DATA SUPPLIED>
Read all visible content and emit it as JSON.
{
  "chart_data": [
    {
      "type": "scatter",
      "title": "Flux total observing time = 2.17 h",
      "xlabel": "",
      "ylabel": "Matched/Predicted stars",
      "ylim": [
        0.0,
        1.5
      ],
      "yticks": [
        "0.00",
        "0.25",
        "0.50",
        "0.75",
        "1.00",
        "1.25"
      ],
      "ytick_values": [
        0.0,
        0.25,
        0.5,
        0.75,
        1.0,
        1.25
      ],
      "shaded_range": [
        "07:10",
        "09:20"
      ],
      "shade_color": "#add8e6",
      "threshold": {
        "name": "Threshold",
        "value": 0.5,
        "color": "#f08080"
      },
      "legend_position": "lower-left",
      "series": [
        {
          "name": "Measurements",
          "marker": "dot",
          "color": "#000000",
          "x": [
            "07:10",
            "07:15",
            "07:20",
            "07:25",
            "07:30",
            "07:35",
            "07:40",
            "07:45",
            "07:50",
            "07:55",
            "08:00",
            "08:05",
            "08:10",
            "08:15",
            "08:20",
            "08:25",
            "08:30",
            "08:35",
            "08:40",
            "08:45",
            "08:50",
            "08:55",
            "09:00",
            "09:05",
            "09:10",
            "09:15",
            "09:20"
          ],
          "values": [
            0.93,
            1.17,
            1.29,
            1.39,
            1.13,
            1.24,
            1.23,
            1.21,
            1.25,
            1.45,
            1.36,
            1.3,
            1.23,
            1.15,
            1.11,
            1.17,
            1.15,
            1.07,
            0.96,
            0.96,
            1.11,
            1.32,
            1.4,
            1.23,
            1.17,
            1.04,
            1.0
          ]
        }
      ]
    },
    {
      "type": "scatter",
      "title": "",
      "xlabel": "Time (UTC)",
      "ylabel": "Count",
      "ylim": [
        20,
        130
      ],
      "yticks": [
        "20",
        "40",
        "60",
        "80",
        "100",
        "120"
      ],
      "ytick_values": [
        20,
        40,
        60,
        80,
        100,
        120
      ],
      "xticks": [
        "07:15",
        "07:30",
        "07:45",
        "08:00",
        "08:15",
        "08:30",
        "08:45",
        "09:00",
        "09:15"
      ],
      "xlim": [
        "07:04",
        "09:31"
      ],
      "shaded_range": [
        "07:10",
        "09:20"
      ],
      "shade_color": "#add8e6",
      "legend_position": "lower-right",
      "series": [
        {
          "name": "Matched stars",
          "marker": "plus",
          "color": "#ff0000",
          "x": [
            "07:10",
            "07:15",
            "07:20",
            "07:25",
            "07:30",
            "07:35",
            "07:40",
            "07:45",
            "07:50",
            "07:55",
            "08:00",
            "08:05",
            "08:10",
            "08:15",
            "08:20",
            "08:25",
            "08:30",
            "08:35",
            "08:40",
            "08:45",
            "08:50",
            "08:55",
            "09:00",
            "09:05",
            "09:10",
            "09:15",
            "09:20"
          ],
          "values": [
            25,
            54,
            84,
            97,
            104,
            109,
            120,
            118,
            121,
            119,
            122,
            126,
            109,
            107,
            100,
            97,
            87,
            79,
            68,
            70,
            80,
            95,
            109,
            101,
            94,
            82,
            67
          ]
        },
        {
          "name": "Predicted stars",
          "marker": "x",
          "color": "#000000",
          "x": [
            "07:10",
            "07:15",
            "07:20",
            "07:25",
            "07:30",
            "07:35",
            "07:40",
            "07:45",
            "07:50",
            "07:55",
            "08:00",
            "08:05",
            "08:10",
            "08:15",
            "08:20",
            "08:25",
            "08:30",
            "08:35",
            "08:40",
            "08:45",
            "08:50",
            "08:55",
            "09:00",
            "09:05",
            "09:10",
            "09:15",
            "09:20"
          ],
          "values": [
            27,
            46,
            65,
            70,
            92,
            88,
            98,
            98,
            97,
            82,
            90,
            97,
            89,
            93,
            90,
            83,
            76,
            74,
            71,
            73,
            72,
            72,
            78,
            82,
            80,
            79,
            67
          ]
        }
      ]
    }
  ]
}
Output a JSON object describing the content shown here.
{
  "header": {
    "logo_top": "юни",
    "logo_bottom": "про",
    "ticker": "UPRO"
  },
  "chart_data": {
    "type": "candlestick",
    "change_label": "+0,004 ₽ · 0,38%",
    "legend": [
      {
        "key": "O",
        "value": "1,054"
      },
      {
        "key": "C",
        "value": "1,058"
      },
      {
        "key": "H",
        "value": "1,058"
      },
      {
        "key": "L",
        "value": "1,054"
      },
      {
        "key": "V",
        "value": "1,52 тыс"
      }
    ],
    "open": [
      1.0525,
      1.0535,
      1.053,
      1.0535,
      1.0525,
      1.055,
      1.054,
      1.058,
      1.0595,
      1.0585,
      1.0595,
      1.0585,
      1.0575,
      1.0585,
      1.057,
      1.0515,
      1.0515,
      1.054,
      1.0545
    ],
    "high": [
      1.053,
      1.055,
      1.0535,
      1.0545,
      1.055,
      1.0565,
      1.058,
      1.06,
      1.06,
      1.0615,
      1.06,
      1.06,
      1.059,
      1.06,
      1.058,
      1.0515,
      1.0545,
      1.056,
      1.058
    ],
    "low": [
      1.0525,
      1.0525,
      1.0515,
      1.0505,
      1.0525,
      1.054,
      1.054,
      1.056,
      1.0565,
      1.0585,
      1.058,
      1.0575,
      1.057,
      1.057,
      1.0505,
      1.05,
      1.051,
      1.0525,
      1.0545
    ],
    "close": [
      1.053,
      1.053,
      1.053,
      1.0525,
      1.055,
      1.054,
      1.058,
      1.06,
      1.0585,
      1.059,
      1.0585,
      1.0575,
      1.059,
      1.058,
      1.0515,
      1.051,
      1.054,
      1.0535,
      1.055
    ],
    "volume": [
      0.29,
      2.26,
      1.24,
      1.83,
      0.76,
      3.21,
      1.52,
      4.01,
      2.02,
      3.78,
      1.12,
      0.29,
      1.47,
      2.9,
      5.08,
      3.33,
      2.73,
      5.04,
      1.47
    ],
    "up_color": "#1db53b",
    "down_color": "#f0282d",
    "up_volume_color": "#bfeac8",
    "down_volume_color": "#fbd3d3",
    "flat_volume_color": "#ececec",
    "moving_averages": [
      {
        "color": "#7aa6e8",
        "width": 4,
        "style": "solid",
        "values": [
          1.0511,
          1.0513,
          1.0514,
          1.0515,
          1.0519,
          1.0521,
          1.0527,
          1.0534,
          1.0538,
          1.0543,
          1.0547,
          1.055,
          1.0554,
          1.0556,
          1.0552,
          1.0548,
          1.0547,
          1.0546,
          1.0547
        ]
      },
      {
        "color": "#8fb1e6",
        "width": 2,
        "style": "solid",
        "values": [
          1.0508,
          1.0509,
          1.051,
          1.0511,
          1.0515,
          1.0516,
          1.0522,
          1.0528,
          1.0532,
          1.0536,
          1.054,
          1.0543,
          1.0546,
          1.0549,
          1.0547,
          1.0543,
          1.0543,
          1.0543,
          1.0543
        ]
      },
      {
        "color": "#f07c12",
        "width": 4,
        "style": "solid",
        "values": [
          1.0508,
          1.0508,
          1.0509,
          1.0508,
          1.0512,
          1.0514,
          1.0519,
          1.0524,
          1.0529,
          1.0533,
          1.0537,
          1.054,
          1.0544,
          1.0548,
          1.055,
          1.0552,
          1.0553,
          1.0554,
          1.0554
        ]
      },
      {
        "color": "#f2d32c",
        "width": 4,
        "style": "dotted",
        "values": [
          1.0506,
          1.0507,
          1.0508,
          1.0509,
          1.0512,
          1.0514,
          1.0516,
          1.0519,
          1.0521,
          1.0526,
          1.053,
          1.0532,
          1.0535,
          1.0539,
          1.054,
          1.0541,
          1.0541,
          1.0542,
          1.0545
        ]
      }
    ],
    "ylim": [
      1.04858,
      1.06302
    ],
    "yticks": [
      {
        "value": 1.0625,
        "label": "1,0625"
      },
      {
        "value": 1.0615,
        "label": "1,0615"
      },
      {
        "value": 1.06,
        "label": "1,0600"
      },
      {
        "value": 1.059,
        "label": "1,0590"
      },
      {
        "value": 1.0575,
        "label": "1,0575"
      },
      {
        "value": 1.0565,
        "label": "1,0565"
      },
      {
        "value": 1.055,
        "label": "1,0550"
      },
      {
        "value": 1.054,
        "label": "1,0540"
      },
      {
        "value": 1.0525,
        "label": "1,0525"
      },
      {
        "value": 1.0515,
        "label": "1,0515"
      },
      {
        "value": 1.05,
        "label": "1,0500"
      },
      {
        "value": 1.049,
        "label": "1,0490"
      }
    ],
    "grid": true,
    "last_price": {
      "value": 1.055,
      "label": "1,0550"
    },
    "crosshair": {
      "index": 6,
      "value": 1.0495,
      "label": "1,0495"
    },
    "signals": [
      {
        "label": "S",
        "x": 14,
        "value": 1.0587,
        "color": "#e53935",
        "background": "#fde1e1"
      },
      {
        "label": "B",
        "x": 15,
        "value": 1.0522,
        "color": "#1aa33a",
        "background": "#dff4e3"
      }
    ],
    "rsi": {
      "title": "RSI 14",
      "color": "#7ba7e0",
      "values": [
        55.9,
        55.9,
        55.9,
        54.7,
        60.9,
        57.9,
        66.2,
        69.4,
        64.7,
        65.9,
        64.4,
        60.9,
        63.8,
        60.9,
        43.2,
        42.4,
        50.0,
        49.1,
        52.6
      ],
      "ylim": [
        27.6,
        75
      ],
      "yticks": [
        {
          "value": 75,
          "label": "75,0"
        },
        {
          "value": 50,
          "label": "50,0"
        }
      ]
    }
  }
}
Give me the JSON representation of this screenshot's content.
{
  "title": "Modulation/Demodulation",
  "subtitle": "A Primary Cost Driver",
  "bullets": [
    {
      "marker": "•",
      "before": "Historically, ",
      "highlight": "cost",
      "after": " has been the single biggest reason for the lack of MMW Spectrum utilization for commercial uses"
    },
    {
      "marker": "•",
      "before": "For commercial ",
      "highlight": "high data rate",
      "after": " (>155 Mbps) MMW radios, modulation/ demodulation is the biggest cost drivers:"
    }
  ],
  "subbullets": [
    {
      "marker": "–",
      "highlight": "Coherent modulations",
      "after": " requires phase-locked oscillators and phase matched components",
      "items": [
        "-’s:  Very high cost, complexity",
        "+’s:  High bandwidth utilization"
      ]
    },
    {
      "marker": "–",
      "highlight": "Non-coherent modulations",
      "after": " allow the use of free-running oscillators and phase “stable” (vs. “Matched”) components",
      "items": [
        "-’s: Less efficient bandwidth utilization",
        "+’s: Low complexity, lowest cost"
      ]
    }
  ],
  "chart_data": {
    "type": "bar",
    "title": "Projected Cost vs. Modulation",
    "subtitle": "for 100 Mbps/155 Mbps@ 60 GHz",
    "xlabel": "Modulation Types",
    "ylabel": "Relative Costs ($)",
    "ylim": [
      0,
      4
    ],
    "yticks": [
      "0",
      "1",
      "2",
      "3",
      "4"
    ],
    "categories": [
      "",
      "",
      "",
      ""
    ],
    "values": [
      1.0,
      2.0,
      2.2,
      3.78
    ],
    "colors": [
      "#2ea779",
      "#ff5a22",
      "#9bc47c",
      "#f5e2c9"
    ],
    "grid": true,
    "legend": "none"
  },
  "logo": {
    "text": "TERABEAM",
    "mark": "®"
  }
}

EXERCISE> Tally the lines in the records above that contain the word "marker", and give only that number.

RESPONSE> 7